[Aim] Convert the records, starting at the first line and ending at the line that contains "x-tick-label: 40 bbox=[356, 480, 370, 493]", into a JSON list of strings with one string per line and no blank lines.

Records excerpted from a collection:
BEGIN
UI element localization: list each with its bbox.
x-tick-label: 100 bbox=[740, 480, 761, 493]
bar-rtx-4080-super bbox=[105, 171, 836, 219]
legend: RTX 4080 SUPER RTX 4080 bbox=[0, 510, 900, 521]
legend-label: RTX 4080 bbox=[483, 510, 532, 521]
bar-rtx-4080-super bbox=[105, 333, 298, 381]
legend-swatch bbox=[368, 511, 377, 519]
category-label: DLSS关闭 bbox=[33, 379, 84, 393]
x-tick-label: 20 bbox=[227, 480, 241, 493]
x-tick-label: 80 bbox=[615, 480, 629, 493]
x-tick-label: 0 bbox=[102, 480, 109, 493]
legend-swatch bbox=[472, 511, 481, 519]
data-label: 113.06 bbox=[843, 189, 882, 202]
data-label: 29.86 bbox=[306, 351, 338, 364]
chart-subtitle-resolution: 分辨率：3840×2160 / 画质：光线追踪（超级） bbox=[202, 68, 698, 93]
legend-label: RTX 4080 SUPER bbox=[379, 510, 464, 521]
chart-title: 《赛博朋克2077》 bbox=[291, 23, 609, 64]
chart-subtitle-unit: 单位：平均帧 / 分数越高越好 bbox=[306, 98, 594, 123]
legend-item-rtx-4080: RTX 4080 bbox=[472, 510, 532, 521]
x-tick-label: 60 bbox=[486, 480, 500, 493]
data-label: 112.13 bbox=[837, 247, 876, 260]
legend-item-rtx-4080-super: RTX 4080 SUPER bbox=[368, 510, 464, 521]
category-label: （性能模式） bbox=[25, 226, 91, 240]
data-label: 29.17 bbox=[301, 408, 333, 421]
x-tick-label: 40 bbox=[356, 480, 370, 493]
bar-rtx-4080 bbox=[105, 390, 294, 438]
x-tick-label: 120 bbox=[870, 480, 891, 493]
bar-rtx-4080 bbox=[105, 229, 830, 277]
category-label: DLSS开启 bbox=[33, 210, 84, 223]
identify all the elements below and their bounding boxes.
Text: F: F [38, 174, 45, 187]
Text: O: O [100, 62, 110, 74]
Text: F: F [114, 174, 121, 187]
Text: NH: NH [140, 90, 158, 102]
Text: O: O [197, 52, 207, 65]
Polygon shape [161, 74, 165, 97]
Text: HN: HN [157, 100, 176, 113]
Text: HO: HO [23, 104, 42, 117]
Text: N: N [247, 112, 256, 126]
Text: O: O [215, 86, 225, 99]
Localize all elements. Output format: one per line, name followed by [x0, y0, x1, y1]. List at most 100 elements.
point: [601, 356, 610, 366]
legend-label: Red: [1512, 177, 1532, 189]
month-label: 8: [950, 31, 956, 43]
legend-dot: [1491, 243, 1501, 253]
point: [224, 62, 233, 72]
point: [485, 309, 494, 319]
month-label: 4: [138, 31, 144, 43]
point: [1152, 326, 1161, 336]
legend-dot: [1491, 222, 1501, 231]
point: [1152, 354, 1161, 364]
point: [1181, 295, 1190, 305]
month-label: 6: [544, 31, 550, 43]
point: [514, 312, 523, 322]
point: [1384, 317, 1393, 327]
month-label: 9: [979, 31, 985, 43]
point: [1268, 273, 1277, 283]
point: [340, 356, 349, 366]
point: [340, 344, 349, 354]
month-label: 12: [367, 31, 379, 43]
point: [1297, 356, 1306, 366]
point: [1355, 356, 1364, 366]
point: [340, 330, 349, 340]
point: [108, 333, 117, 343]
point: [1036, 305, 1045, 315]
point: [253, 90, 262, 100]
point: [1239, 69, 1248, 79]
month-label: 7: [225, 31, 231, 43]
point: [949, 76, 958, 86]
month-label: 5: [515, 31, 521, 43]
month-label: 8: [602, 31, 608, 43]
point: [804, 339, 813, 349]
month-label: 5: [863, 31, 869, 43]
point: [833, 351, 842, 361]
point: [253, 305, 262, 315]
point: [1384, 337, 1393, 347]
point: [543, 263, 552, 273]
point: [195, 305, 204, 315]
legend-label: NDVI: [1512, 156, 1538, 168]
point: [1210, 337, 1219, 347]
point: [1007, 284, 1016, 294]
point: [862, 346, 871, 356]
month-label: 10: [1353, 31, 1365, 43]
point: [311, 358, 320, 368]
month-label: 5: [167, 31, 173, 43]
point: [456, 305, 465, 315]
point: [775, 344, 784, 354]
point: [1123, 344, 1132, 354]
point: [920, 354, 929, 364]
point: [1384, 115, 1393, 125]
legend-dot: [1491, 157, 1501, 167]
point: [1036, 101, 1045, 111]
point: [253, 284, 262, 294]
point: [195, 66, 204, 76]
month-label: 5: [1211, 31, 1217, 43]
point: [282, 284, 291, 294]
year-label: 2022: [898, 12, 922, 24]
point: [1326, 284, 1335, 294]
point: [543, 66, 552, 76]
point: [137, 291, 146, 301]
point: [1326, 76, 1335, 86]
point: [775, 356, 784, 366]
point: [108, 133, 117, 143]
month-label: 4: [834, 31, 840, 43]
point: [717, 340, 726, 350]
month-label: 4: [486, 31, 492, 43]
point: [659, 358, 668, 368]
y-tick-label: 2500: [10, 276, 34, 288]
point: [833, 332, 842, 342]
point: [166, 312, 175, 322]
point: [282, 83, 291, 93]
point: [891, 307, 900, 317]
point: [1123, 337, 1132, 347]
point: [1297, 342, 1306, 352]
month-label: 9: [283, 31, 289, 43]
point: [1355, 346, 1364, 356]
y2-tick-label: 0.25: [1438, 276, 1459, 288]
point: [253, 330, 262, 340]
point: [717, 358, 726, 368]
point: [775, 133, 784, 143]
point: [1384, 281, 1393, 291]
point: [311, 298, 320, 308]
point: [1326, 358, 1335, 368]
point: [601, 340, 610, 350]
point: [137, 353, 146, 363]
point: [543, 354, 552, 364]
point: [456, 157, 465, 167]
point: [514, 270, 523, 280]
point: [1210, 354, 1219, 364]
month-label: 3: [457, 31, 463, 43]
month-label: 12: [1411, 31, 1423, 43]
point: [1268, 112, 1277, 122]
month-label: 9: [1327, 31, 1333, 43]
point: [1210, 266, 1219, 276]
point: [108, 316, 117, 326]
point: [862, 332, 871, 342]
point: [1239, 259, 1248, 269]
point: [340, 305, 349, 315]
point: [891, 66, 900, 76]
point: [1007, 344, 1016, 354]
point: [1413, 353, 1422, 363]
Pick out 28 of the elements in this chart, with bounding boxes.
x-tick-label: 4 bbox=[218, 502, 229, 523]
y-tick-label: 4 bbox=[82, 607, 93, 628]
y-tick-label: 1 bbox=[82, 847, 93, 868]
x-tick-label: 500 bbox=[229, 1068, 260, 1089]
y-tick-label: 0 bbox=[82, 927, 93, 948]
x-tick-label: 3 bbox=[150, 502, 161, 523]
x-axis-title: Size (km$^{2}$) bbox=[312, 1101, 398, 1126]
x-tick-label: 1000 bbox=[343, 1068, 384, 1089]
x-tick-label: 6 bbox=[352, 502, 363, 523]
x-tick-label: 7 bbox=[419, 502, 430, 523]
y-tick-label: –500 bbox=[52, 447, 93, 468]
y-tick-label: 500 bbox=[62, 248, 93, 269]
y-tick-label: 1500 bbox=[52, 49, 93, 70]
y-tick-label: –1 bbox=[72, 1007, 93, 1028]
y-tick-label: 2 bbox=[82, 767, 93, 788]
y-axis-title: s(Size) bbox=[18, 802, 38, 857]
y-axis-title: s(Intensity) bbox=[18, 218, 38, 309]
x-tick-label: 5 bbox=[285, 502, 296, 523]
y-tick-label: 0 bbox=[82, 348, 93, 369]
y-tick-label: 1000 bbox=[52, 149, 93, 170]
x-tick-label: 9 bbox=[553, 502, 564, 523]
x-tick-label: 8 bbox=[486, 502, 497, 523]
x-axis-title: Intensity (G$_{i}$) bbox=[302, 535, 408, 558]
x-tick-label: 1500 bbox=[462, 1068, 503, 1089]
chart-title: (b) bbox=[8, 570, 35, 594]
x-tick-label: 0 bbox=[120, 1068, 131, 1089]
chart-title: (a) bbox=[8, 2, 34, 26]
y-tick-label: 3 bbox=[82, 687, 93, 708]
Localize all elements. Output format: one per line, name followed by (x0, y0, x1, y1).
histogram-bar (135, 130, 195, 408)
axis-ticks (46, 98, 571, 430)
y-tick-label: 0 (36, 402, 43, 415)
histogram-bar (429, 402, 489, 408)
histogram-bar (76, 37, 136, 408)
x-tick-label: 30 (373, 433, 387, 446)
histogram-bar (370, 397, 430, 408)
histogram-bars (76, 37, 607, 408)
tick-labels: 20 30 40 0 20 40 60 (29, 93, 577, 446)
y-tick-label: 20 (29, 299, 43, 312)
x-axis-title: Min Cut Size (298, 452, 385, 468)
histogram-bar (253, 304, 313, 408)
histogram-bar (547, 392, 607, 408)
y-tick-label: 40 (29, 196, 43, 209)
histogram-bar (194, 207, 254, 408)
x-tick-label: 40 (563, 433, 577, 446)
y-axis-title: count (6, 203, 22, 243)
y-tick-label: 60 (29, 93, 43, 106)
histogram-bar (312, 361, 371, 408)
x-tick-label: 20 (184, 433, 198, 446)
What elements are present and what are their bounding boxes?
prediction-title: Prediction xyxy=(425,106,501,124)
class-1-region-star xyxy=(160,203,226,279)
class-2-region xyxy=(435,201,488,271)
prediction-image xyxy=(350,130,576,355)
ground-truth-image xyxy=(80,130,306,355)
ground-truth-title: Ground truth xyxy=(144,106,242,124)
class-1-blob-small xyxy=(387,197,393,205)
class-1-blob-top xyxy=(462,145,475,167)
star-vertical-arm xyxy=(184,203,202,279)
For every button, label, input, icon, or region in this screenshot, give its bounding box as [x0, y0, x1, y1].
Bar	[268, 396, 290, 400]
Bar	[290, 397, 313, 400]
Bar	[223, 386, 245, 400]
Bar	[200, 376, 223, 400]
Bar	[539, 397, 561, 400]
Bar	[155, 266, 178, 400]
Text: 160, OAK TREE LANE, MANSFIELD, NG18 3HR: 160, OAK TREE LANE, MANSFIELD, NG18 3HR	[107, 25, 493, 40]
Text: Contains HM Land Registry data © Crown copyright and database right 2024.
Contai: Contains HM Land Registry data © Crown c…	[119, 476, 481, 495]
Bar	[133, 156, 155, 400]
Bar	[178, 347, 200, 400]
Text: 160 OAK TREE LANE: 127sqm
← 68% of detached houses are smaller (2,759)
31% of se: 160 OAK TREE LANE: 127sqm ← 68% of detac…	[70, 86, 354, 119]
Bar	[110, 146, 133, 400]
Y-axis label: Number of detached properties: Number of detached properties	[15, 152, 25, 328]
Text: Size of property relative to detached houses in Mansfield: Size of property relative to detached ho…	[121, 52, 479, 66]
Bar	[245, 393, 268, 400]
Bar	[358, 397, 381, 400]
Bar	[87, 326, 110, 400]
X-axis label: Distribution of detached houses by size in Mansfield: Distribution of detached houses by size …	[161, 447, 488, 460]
END
[Final result]
[
  "UI element localization: list each with its bbox.",
  "x-tick-label: 100 bbox=[740, 480, 761, 493]",
  "bar-rtx-4080-super bbox=[105, 171, 836, 219]",
  "legend: RTX 4080 SUPER RTX 4080 bbox=[0, 510, 900, 521]",
  "legend-label: RTX 4080 bbox=[483, 510, 532, 521]",
  "bar-rtx-4080-super bbox=[105, 333, 298, 381]",
  "legend-swatch bbox=[368, 511, 377, 519]",
  "category-label: DLSS关闭 bbox=[33, 379, 84, 393]",
  "x-tick-label: 20 bbox=[227, 480, 241, 493]",
  "x-tick-label: 80 bbox=[615, 480, 629, 493]",
  "x-tick-label: 0 bbox=[102, 480, 109, 493]",
  "legend-swatch bbox=[472, 511, 481, 519]",
  "data-label: 113.06 bbox=[843, 189, 882, 202]",
  "data-label: 29.86 bbox=[306, 351, 338, 364]",
  "chart-subtitle-resolution: 分辨率：3840×2160 / 画质：光线追踪（超级） bbox=[202, 68, 698, 93]",
  "legend-label: RTX 4080 SUPER bbox=[379, 510, 464, 521]",
  "chart-title: 《赛博朋克2077》 bbox=[291, 23, 609, 64]",
  "chart-subtitle-unit: 单位：平均帧 / 分数越高越好 bbox=[306, 98, 594, 123]",
  "legend-item-rtx-4080: RTX 4080 bbox=[472, 510, 532, 521]",
  "x-tick-label: 60 bbox=[486, 480, 500, 493]",
  "data-label: 112.13 bbox=[837, 247, 876, 260]",
  "legend-item-rtx-4080-super: RTX 4080 SUPER bbox=[368, 510, 464, 521]",
  "category-label: （性能模式） bbox=[25, 226, 91, 240]",
  "data-label: 29.17 bbox=[301, 408, 333, 421]",
  "x-tick-label: 40 bbox=[356, 480, 370, 493]"
]